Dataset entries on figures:
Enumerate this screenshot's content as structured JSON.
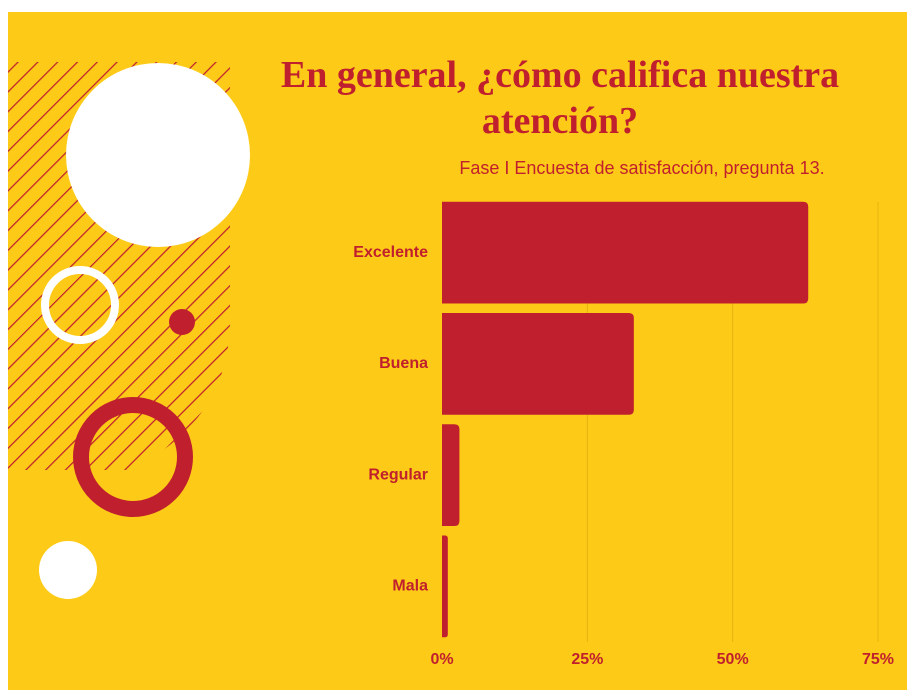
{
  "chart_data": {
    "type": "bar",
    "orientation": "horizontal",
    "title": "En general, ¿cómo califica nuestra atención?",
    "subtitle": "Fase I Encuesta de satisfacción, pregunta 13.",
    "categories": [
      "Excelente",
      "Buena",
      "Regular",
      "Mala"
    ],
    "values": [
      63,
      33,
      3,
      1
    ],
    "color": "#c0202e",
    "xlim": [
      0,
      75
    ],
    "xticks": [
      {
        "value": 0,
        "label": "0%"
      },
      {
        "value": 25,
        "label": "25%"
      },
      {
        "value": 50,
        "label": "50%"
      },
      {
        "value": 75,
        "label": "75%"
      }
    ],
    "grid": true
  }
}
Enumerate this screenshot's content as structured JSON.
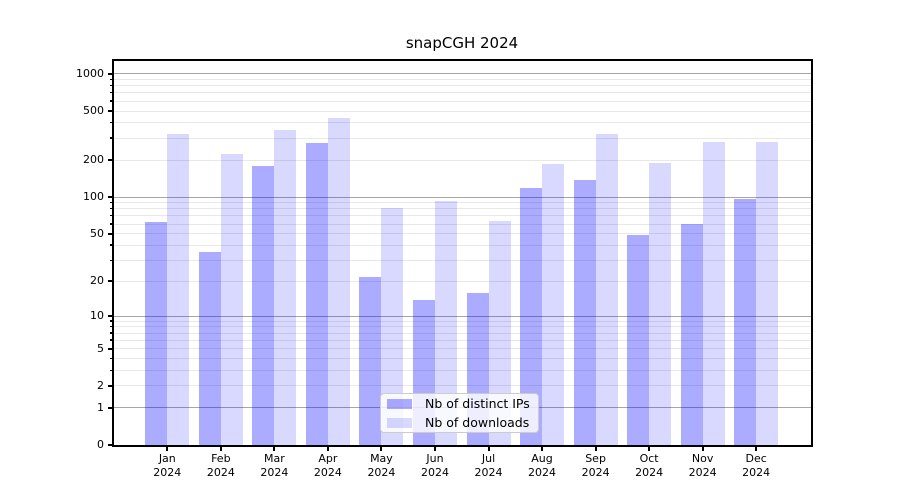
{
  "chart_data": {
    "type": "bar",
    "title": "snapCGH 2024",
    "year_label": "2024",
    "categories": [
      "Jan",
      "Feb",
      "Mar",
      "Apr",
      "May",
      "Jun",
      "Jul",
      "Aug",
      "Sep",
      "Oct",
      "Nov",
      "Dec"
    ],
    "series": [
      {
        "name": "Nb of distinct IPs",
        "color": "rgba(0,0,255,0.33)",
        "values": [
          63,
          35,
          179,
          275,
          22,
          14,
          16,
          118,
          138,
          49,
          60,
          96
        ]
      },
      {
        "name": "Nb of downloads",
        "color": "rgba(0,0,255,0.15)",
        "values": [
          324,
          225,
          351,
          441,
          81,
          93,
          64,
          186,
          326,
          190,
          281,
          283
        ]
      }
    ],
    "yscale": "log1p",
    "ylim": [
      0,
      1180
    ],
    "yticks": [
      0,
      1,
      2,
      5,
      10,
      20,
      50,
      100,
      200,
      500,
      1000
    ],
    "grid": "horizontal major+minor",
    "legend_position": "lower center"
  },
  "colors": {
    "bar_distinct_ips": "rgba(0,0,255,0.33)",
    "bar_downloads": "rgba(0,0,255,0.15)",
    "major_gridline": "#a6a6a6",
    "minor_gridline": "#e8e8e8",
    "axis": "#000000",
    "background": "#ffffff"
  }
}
--
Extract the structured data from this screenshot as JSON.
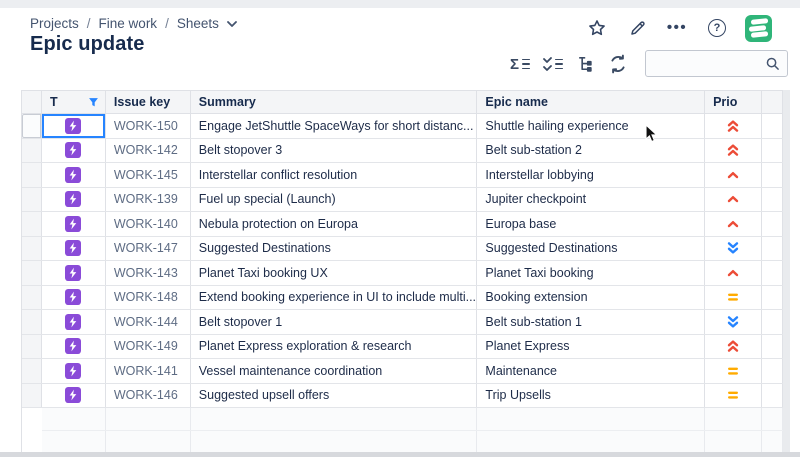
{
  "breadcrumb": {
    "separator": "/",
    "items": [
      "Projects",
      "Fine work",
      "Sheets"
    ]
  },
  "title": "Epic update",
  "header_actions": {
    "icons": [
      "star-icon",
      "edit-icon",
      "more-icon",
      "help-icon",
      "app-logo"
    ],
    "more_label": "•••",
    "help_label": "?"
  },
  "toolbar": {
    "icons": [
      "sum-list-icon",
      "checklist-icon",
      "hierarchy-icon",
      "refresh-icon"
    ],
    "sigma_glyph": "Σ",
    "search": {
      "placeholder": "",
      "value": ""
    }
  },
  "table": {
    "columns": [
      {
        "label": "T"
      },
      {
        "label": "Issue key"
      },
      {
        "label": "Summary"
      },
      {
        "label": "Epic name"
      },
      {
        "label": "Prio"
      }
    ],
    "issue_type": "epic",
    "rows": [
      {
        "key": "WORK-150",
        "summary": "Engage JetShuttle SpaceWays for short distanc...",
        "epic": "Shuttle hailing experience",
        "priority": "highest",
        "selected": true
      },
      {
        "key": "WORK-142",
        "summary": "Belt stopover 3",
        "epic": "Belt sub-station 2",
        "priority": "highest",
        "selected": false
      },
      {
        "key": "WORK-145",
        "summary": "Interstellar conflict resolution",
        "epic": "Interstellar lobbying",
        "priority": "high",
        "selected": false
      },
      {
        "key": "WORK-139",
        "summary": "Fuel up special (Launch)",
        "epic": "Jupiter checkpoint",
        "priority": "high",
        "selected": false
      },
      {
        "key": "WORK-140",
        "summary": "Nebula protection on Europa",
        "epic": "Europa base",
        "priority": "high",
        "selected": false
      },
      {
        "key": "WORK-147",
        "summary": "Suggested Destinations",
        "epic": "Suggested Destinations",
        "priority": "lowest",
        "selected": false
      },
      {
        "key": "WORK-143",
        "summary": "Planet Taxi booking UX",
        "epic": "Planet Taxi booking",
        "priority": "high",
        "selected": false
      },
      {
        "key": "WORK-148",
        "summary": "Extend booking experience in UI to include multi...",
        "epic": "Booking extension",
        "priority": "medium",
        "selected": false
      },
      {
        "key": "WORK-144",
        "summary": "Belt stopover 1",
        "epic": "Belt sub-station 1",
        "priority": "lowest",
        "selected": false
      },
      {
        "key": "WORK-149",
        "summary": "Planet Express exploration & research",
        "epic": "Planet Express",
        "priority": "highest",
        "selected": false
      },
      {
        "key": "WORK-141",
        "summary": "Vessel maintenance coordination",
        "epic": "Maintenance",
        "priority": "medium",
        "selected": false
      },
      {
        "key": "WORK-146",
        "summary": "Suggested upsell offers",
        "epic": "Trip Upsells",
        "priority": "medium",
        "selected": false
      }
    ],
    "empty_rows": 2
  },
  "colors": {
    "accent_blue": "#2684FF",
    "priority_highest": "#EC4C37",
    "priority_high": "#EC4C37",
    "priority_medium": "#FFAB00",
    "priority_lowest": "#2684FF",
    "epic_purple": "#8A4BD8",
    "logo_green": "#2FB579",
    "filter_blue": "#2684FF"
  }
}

#### WHAT IS EXPECTED
Give only the number of lines in the data that hold the word "rgba".

#### ANSWER
4